-- BEGIN --

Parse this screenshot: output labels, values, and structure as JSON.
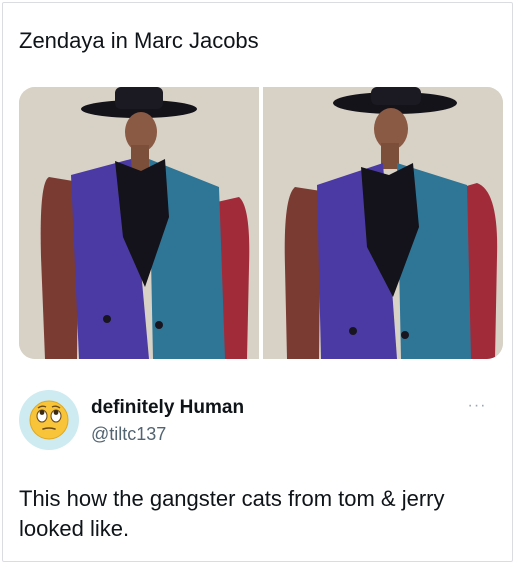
{
  "quoted_tweet": {
    "text": "Zendaya in Marc Jacobs"
  },
  "media": {
    "images": [
      {
        "description_icon": "photo"
      },
      {
        "description_icon": "photo"
      }
    ]
  },
  "author": {
    "display_name": "definitely Human",
    "handle": "@tiltc137",
    "avatar_icon": "face-with-rolling-eyes-emoji"
  },
  "more_menu": {
    "label": "···"
  },
  "tweet": {
    "text": "This how the gangster cats from tom & jerry looked like."
  },
  "colors": {
    "text": "#0f1419",
    "secondary": "#536471",
    "avatar_bg": "#cdebf1",
    "border": "#d9dde1"
  }
}
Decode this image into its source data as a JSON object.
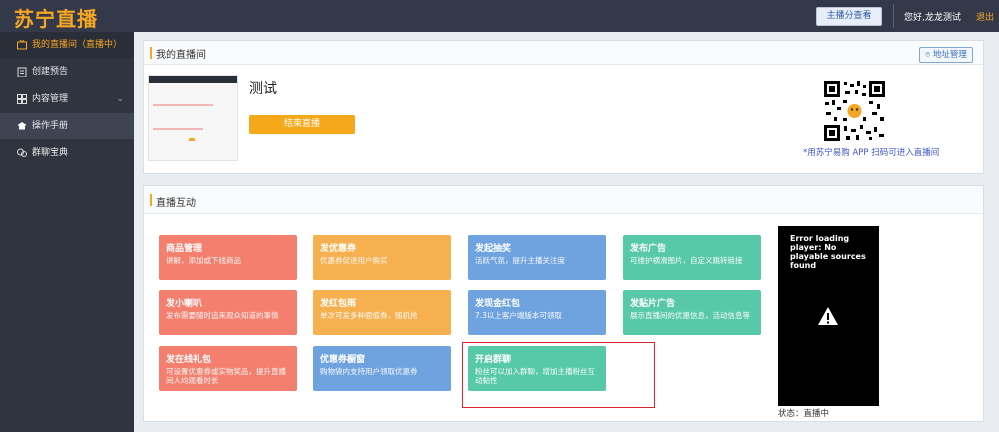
{
  "header": {
    "logo": "苏宁直播",
    "host_button": "主播分查看",
    "greeting": "您好,龙龙测试",
    "logout": "退出"
  },
  "sidebar": {
    "items": [
      {
        "label": "我的直播间（直播中）",
        "icon": "live-tv-icon"
      },
      {
        "label": "创建预告",
        "icon": "clipboard-icon"
      },
      {
        "label": "内容管理",
        "icon": "grid-icon"
      },
      {
        "label": "操作手册",
        "icon": "book-icon"
      },
      {
        "label": "群聊宝典",
        "icon": "chat-icon"
      }
    ]
  },
  "room": {
    "title": "我的直播间",
    "address_button": "地址管理",
    "stream_title": "测试",
    "end_button": "结束直播",
    "qr_caption": "*用苏宁易购 APP 扫码可进入直播间"
  },
  "interaction": {
    "title": "直播互动",
    "tiles": [
      {
        "title": "商品管理",
        "desc": "讲解，添加或下线商品"
      },
      {
        "title": "发优惠券",
        "desc": "优惠券促进用户购买"
      },
      {
        "title": "发起抽奖",
        "desc": "活跃气氛，提升主播关注度"
      },
      {
        "title": "发布广告",
        "desc": "可维护横滑图片，自定义跳转链接"
      },
      {
        "title": "发小喇叭",
        "desc": "发布需要随时追来观众知道的事情"
      },
      {
        "title": "发红包雨",
        "desc": "单次可发多种面值券，随机抢"
      },
      {
        "title": "发现金红包",
        "desc": "7.3以上客户端版本可领取"
      },
      {
        "title": "发贴片广告",
        "desc": "展示直播间的优惠信息，活动信息等"
      },
      {
        "title": "发在线礼包",
        "desc": "可设置优惠券或实物奖品，提升直播间人均观看时长"
      },
      {
        "title": "优惠券橱窗",
        "desc": "购物袋内支持用户领取优惠券"
      },
      {
        "title": "开启群聊",
        "desc": "粉丝可以加入群聊，增加主播粉丝互动黏性"
      }
    ]
  },
  "player": {
    "error": "Error loading player: No playable sources found",
    "status": "状态：直播中"
  }
}
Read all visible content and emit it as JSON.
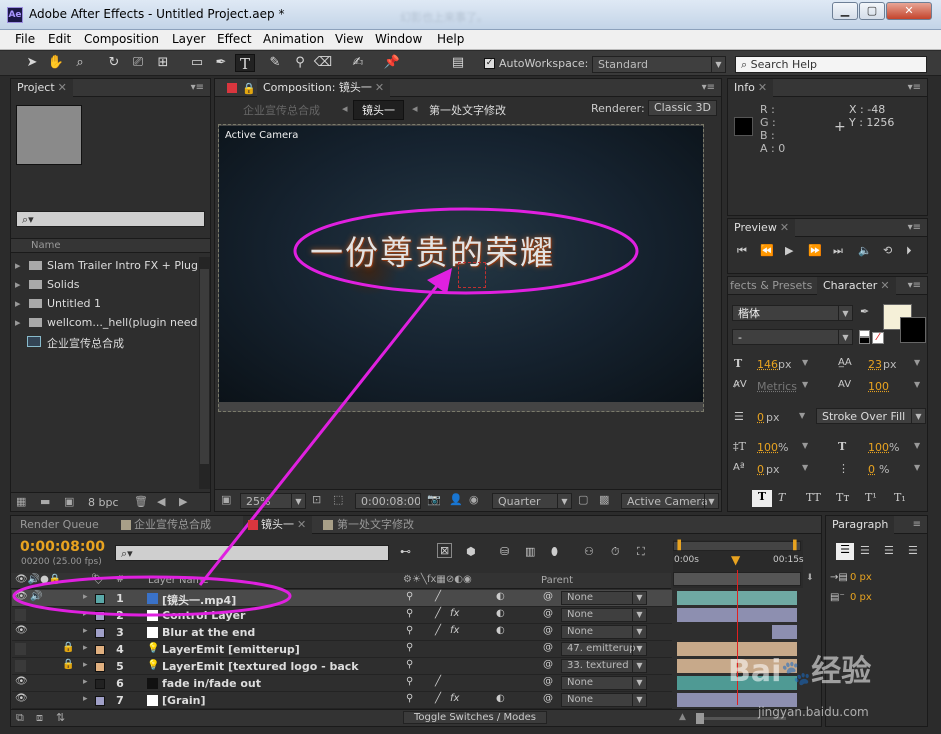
{
  "window": {
    "title": "Adobe After Effects - Untitled Project.aep *",
    "app_icon_text": "Ae",
    "behind_title": "幻影也上来事了。",
    "min": "▁",
    "max": "▢",
    "close": "✕"
  },
  "menu": [
    "File",
    "Edit",
    "Composition",
    "Layer",
    "Effect",
    "Animation",
    "View",
    "Window",
    "Help"
  ],
  "toolbar": {
    "autoworkspace_label": "AutoWorkspace:",
    "workspace_value": "Standard",
    "search_help": "Search Help"
  },
  "project": {
    "tab": "Project",
    "column_name": "Name",
    "items": [
      {
        "label": "Slam Trailer Intro FX + Plug-in",
        "type": "folder"
      },
      {
        "label": "Solids",
        "type": "folder"
      },
      {
        "label": "Untitled 1",
        "type": "folder"
      },
      {
        "label": "wellcom..._hell(plugin needed)",
        "type": "folder"
      },
      {
        "label": "企业宣传总合成",
        "type": "comp"
      }
    ],
    "bpc": "8 bpc"
  },
  "composition": {
    "tab": "Composition: 镜头一",
    "breadcrumb": [
      "企业宣传总合成",
      "镜头一",
      "第一处文字修改"
    ],
    "renderer_label": "Renderer:",
    "renderer_value": "Classic 3D",
    "viewer_label": "Active Camera",
    "frame_text": "一份尊贵的荣耀",
    "zoom": "25%",
    "timecode": "0:00:08:00",
    "resolution": "Quarter",
    "camera": "Active Camera"
  },
  "info": {
    "tab": "Info",
    "r": "R :",
    "g": "G :",
    "b": "B :",
    "a": "A : 0",
    "x": "X : -48",
    "y": "Y : 1256"
  },
  "preview": {
    "tab": "Preview"
  },
  "character": {
    "tab_effects": "fects & Presets",
    "tab": "Character",
    "font": "楷体",
    "style": "-",
    "size": "146",
    "size_unit": "px",
    "leading": "23",
    "leading_unit": "px",
    "kerning": "Metrics",
    "tracking": "100",
    "stroke_width": "0",
    "stroke_unit": "px",
    "stroke_mode": "Stroke Over Fill",
    "vscale": "100",
    "vscale_unit": "%",
    "hscale": "100",
    "hscale_unit": "%",
    "baseline": "0",
    "baseline_unit": "px",
    "tsume": "0",
    "tsume_unit": "%",
    "style_buttons": [
      "T",
      "T",
      "TT",
      "Tт",
      "T¹",
      "T₁"
    ]
  },
  "paragraph": {
    "tab": "Paragraph",
    "indent1": "0 px",
    "indent2": "0 px"
  },
  "timeline": {
    "tabs": [
      "Render Queue",
      "企业宣传总合成",
      "镜头一",
      "第一处文字修改"
    ],
    "timecode": "0:00:08:00",
    "frame_info": "00200 (25.00 fps)",
    "col_layer_name": "Layer Name",
    "col_parent": "Parent",
    "col_num": "#",
    "ruler_start": "0:00s",
    "ruler_end": "00:15s",
    "toggle": "Toggle Switches / Modes",
    "layers": [
      {
        "num": "1",
        "name": "[镜头一.mp4]",
        "color": "#5aa8a8",
        "parent": "None"
      },
      {
        "num": "2",
        "name": "Control Layer",
        "color": "#a0a0c8",
        "parent": "None"
      },
      {
        "num": "3",
        "name": "Blur at the end",
        "color": "#a0a0c8",
        "parent": "None"
      },
      {
        "num": "4",
        "name": "LayerEmit [emitterup]",
        "color": "#e0b080",
        "parent": "47. emitterup"
      },
      {
        "num": "5",
        "name": "LayerEmit [textured logo - back",
        "color": "#e0b080",
        "parent": "33. textured"
      },
      {
        "num": "6",
        "name": "fade in/fade out",
        "color": "#222222",
        "parent": "None"
      },
      {
        "num": "7",
        "name": "[Grain]",
        "color": "#a0a0c8",
        "parent": "None"
      }
    ]
  },
  "watermark": {
    "brand": "Bai",
    "brand2": "经验",
    "url": "jingyan.baidu.com"
  },
  "colors": {
    "annotation": "#e020e0",
    "timecode": "#e8a320",
    "playhead": "#e02020"
  }
}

-- END --

Every line of the material is to be quoted exactly, with no pictures carried over.

● **Result for this task**:
Parse this screenshot: output labels, values, and structure as JSON.
{
  "quoted_tweet": {
    "text": "Zendaya in Marc Jacobs"
  },
  "media": {
    "images": [
      {
        "description_icon": "photo"
      },
      {
        "description_icon": "photo"
      }
    ]
  },
  "author": {
    "display_name": "definitely Human",
    "handle": "@tiltc137",
    "avatar_icon": "face-with-rolling-eyes-emoji"
  },
  "more_menu": {
    "label": "···"
  },
  "tweet": {
    "text": "This how the gangster cats from tom & jerry looked like."
  },
  "colors": {
    "text": "#0f1419",
    "secondary": "#536471",
    "avatar_bg": "#cdebf1",
    "border": "#d9dde1"
  }
}
Decode this image into its source data as a JSON object.
{
  "header": {
    "logo": "苏宁直播",
    "host_button": "主播分查看",
    "greeting": "您好,龙龙测试",
    "logout": "退出"
  },
  "sidebar": {
    "items": [
      {
        "label": "我的直播间（直播中）",
        "icon": "live-tv-icon"
      },
      {
        "label": "创建预告",
        "icon": "clipboard-icon"
      },
      {
        "label": "内容管理",
        "icon": "grid-icon"
      },
      {
        "label": "操作手册",
        "icon": "book-icon"
      },
      {
        "label": "群聊宝典",
        "icon": "chat-icon"
      }
    ]
  },
  "room": {
    "title": "我的直播间",
    "address_button": "地址管理",
    "stream_title": "测试",
    "end_button": "结束直播",
    "qr_caption": "*用苏宁易购 APP 扫码可进入直播间"
  },
  "interaction": {
    "title": "直播互动",
    "tiles": [
      {
        "title": "商品管理",
        "desc": "讲解，添加或下线商品"
      },
      {
        "title": "发优惠券",
        "desc": "优惠券促进用户购买"
      },
      {
        "title": "发起抽奖",
        "desc": "活跃气氛，提升主播关注度"
      },
      {
        "title": "发布广告",
        "desc": "可维护横滑图片，自定义跳转链接"
      },
      {
        "title": "发小喇叭",
        "desc": "发布需要随时追来观众知道的事情"
      },
      {
        "title": "发红包雨",
        "desc": "单次可发多种面值券，随机抢"
      },
      {
        "title": "发现金红包",
        "desc": "7.3以上客户端版本可领取"
      },
      {
        "title": "发贴片广告",
        "desc": "展示直播间的优惠信息，活动信息等"
      },
      {
        "title": "发在线礼包",
        "desc": "可设置优惠券或实物奖品，提升直播间人均观看时长"
      },
      {
        "title": "优惠券橱窗",
        "desc": "购物袋内支持用户领取优惠券"
      },
      {
        "title": "开启群聊",
        "desc": "粉丝可以加入群聊，增加主播粉丝互动黏性"
      }
    ]
  },
  "player": {
    "error": "Error loading player: No playable sources found",
    "status": "状态：直播中"
  }
}
Read all visible content and emit it as JSON.
{
  "window": {
    "title": "Adobe After Effects - Untitled Project.aep *",
    "app_icon_text": "Ae",
    "behind_title": "幻影也上来事了。",
    "min": "▁",
    "max": "▢",
    "close": "✕"
  },
  "menu": [
    "File",
    "Edit",
    "Composition",
    "Layer",
    "Effect",
    "Animation",
    "View",
    "Window",
    "Help"
  ],
  "toolbar": {
    "autoworkspace_label": "AutoWorkspace:",
    "workspace_value": "Standard",
    "search_help": "Search Help"
  },
  "project": {
    "tab": "Project",
    "column_name": "Name",
    "items": [
      {
        "label": "Slam Trailer Intro FX + Plug-in",
        "type": "folder"
      },
      {
        "label": "Solids",
        "type": "folder"
      },
      {
        "label": "Untitled 1",
        "type": "folder"
      },
      {
        "label": "wellcom..._hell(plugin needed)",
        "type": "folder"
      },
      {
        "label": "企业宣传总合成",
        "type": "comp"
      }
    ],
    "bpc": "8 bpc"
  },
  "composition": {
    "tab": "Composition: 镜头一",
    "breadcrumb": [
      "企业宣传总合成",
      "镜头一",
      "第一处文字修改"
    ],
    "renderer_label": "Renderer:",
    "renderer_value": "Classic 3D",
    "viewer_label": "Active Camera",
    "frame_text": "一份尊贵的荣耀",
    "zoom": "25%",
    "timecode": "0:00:08:00",
    "resolution": "Quarter",
    "camera": "Active Camera"
  },
  "info": {
    "tab": "Info",
    "r": "R :",
    "g": "G :",
    "b": "B :",
    "a": "A : 0",
    "x": "X : -48",
    "y": "Y : 1256"
  },
  "preview": {
    "tab": "Preview"
  },
  "character": {
    "tab_effects": "fects & Presets",
    "tab": "Character",
    "font": "楷体",
    "style": "-",
    "size": "146",
    "size_unit": "px",
    "leading": "23",
    "leading_unit": "px",
    "kerning": "Metrics",
    "tracking": "100",
    "stroke_width": "0",
    "stroke_unit": "px",
    "stroke_mode": "Stroke Over Fill",
    "vscale": "100",
    "vscale_unit": "%",
    "hscale": "100",
    "hscale_unit": "%",
    "baseline": "0",
    "baseline_unit": "px",
    "tsume": "0",
    "tsume_unit": "%",
    "style_buttons": [
      "T",
      "T",
      "TT",
      "Tт",
      "T¹",
      "T₁"
    ]
  },
  "paragraph": {
    "tab": "Paragraph",
    "indent1": "0 px",
    "indent2": "0 px"
  },
  "timeline": {
    "tabs": [
      "Render Queue",
      "企业宣传总合成",
      "镜头一",
      "第一处文字修改"
    ],
    "timecode": "0:00:08:00",
    "frame_info": "00200 (25.00 fps)",
    "col_layer_name": "Layer Name",
    "col_parent": "Parent",
    "col_num": "#",
    "ruler_start": "0:00s",
    "ruler_end": "00:15s",
    "toggle": "Toggle Switches / Modes",
    "layers": [
      {
        "num": "1",
        "name": "[镜头一.mp4]",
        "color": "#5aa8a8",
        "parent": "None"
      },
      {
        "num": "2",
        "name": "Control Layer",
        "color": "#a0a0c8",
        "parent": "None"
      },
      {
        "num": "3",
        "name": "Blur at the end",
        "color": "#a0a0c8",
        "parent": "None"
      },
      {
        "num": "4",
        "name": "LayerEmit [emitterup]",
        "color": "#e0b080",
        "parent": "47. emitterup"
      },
      {
        "num": "5",
        "name": "LayerEmit [textured logo - back",
        "color": "#e0b080",
        "parent": "33. textured"
      },
      {
        "num": "6",
        "name": "fade in/fade out",
        "color": "#222222",
        "parent": "None"
      },
      {
        "num": "7",
        "name": "[Grain]",
        "color": "#a0a0c8",
        "parent": "None"
      }
    ]
  },
  "watermark": {
    "brand": "Bai",
    "brand2": "经验",
    "url": "jingyan.baidu.com"
  },
  "colors": {
    "annotation": "#e020e0",
    "timecode": "#e8a320",
    "playhead": "#e02020"
  }
}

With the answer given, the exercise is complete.